* [Task statement]:
Gather every line that includes the word "help", please.

------ Data provided ------

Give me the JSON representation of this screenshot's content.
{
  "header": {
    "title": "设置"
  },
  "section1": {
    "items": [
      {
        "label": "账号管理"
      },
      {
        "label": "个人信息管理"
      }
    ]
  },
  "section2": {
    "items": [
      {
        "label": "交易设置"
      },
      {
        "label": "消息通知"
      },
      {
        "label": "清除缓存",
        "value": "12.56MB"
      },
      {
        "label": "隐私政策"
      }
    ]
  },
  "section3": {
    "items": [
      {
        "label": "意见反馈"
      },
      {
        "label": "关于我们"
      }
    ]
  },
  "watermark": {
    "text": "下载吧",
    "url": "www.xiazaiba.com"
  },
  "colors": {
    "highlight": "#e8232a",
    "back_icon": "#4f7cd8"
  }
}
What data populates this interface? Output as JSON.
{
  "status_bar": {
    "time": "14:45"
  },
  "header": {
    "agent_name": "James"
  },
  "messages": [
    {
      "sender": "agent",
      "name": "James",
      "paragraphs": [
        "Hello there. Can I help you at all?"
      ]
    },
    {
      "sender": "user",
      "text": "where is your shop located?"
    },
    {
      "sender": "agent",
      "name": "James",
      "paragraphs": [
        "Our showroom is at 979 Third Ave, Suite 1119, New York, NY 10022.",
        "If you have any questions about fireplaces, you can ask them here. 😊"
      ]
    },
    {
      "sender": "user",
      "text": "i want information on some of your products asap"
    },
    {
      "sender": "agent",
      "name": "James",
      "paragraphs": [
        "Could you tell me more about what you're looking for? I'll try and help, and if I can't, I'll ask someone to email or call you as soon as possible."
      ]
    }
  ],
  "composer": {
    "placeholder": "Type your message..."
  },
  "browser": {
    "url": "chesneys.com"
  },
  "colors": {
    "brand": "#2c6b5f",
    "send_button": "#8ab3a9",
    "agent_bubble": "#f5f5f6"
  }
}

------

* [Reply to the task]:
        "Hello there. Can I help you at all?"
        "Could you tell me more about what you're looking for? I'll try and help, and if I can't, I'll ask someone to email or call you as soon as possible."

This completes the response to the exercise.